>>>>

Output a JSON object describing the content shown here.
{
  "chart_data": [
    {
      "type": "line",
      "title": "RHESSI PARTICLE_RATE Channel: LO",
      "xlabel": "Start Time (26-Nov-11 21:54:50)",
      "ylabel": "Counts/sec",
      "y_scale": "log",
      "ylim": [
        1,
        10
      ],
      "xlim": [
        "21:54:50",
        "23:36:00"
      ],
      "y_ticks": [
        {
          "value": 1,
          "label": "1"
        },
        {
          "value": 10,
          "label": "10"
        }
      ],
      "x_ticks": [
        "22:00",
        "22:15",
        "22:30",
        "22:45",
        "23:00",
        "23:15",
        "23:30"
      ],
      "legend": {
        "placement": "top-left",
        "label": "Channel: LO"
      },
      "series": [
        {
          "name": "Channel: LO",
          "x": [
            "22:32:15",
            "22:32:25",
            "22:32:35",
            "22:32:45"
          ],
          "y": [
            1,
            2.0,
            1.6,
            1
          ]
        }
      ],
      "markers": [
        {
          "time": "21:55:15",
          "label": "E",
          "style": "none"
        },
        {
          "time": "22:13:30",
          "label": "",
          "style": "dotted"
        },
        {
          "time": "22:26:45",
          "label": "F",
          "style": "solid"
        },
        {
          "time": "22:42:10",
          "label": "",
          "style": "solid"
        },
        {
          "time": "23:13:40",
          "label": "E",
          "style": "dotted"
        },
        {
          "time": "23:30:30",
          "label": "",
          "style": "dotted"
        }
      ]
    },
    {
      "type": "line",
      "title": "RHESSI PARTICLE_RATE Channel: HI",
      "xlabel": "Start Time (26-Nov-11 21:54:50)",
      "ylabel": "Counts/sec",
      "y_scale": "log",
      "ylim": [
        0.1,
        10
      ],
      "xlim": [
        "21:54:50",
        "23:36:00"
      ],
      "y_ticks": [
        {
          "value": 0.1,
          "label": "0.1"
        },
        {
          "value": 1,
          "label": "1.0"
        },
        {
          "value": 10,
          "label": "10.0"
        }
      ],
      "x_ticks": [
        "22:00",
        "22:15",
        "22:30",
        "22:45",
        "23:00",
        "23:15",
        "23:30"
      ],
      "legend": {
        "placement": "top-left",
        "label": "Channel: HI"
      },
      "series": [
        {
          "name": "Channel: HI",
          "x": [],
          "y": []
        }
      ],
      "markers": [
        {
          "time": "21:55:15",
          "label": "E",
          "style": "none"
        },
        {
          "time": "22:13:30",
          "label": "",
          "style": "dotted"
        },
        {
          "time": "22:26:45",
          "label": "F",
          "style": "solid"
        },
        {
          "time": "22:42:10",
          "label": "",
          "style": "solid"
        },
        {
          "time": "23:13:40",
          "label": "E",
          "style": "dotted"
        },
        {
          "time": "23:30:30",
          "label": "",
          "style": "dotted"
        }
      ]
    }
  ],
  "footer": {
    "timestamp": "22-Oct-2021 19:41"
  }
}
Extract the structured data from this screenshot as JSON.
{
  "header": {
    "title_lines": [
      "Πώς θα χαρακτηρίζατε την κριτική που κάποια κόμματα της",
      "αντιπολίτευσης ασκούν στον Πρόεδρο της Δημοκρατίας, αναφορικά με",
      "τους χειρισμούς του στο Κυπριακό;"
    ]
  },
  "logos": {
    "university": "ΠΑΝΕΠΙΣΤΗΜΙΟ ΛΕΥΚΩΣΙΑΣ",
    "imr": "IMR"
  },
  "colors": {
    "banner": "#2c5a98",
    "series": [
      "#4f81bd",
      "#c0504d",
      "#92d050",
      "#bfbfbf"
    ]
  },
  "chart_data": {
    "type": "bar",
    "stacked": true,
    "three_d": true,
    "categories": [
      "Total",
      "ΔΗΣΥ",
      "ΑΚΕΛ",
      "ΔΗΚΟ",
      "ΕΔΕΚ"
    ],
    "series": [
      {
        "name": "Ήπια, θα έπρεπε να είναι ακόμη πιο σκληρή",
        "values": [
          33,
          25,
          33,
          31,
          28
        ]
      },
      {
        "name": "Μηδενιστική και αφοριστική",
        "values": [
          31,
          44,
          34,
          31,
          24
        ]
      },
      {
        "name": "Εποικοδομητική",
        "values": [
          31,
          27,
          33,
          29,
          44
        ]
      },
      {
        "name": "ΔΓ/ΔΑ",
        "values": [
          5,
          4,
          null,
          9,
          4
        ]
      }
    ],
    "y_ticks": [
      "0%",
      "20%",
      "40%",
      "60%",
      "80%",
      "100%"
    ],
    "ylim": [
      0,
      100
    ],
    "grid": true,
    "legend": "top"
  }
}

<<<<

**The task:**
In the records above, find the line containing "Extract the structured"; please retype it and every line after it through the last line, exactly and with nothing else.

**Answer to the problem:**
Extract the structured data from this screenshot as JSON.
{
  "header": {
    "title_lines": [
      "Πώς θα χαρακτηρίζατε την κριτική που κάποια κόμματα της",
      "αντιπολίτευσης ασκούν στον Πρόεδρο της Δημοκρατίας, αναφορικά με",
      "τους χειρισμούς του στο Κυπριακό;"
    ]
  },
  "logos": {
    "university": "ΠΑΝΕΠΙΣΤΗΜΙΟ ΛΕΥΚΩΣΙΑΣ",
    "imr": "IMR"
  },
  "colors": {
    "banner": "#2c5a98",
    "series": [
      "#4f81bd",
      "#c0504d",
      "#92d050",
      "#bfbfbf"
    ]
  },
  "chart_data": {
    "type": "bar",
    "stacked": true,
    "three_d": true,
    "categories": [
      "Total",
      "ΔΗΣΥ",
      "ΑΚΕΛ",
      "ΔΗΚΟ",
      "ΕΔΕΚ"
    ],
    "series": [
      {
        "name": "Ήπια, θα έπρεπε να είναι ακόμη πιο σκληρή",
        "values": [
          33,
          25,
          33,
          31,
          28
        ]
      },
      {
        "name": "Μηδενιστική και αφοριστική",
        "values": [
          31,
          44,
          34,
          31,
          24
        ]
      },
      {
        "name": "Εποικοδομητική",
        "values": [
          31,
          27,
          33,
          29,
          44
        ]
      },
      {
        "name": "ΔΓ/ΔΑ",
        "values": [
          5,
          4,
          null,
          9,
          4
        ]
      }
    ],
    "y_ticks": [
      "0%",
      "20%",
      "40%",
      "60%",
      "80%",
      "100%"
    ],
    "ylim": [
      0,
      100
    ],
    "grid": true,
    "legend": "top"
  }
}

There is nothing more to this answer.